Restate all of the entries exactly, dropping any pictures they hold.

--- ENTRIES SUPPLIED ---

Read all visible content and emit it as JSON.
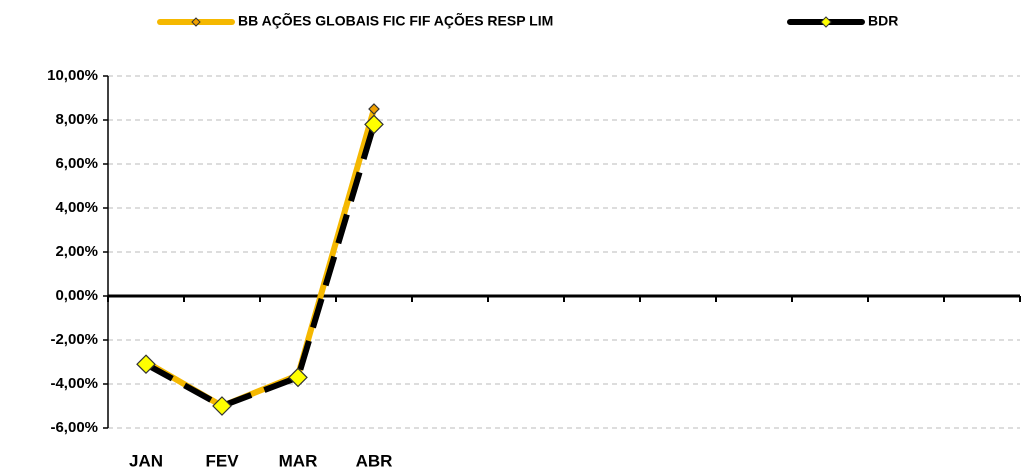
{
  "chart_data": {
    "type": "line",
    "categories": [
      "JAN",
      "FEV",
      "MAR",
      "ABR",
      null,
      null,
      null,
      null,
      null,
      null,
      null,
      null
    ],
    "series": [
      {
        "name": "BB AÇÕES GLOBAIS FIC FIF AÇÕES RESP LIM",
        "color": "#f5b800",
        "marker_color": "#f0a000",
        "values": [
          -3.0,
          -5.0,
          -3.6,
          8.5,
          null,
          null,
          null,
          null,
          null,
          null,
          null,
          null
        ]
      },
      {
        "name": "BDR",
        "color": "#000000",
        "marker_color": "#ffff00",
        "values": [
          -3.1,
          -5.0,
          -3.7,
          7.8,
          null,
          null,
          null,
          null,
          null,
          null,
          null,
          null
        ]
      }
    ],
    "ylim": [
      -6,
      10
    ],
    "yticks": [
      {
        "value": -6,
        "label": "-6,00%"
      },
      {
        "value": -4,
        "label": "-4,00%"
      },
      {
        "value": -2,
        "label": "-2,00%"
      },
      {
        "value": 0,
        "label": "0,00%"
      },
      {
        "value": 2,
        "label": "2,00%"
      },
      {
        "value": 4,
        "label": "4,00%"
      },
      {
        "value": 6,
        "label": "6,00%"
      },
      {
        "value": 8,
        "label": "8,00%"
      },
      {
        "value": 10,
        "label": "10,00%"
      }
    ],
    "grid": true,
    "legend": "top"
  }
}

---

SOLVED EXERCISE.
Read all visible content and emit it as JSON.
{
  "chart_data": {
    "type": "line",
    "categories": [
      "JAN",
      "FEV",
      "MAR",
      "ABR",
      null,
      null,
      null,
      null,
      null,
      null,
      null,
      null
    ],
    "series": [
      {
        "name": "BB AÇÕES GLOBAIS FIC FIF AÇÕES RESP LIM",
        "color": "#f5b800",
        "marker_color": "#f0a000",
        "values": [
          -3.0,
          -5.0,
          -3.6,
          8.5,
          null,
          null,
          null,
          null,
          null,
          null,
          null,
          null
        ]
      },
      {
        "name": "BDR",
        "color": "#000000",
        "marker_color": "#ffff00",
        "values": [
          -3.1,
          -5.0,
          -3.7,
          7.8,
          null,
          null,
          null,
          null,
          null,
          null,
          null,
          null
        ]
      }
    ],
    "ylim": [
      -6,
      10
    ],
    "yticks": [
      {
        "value": -6,
        "label": "-6,00%"
      },
      {
        "value": -4,
        "label": "-4,00%"
      },
      {
        "value": -2,
        "label": "-2,00%"
      },
      {
        "value": 0,
        "label": "0,00%"
      },
      {
        "value": 2,
        "label": "2,00%"
      },
      {
        "value": 4,
        "label": "4,00%"
      },
      {
        "value": 6,
        "label": "6,00%"
      },
      {
        "value": 8,
        "label": "8,00%"
      },
      {
        "value": 10,
        "label": "10,00%"
      }
    ],
    "grid": true,
    "legend": "top"
  }
}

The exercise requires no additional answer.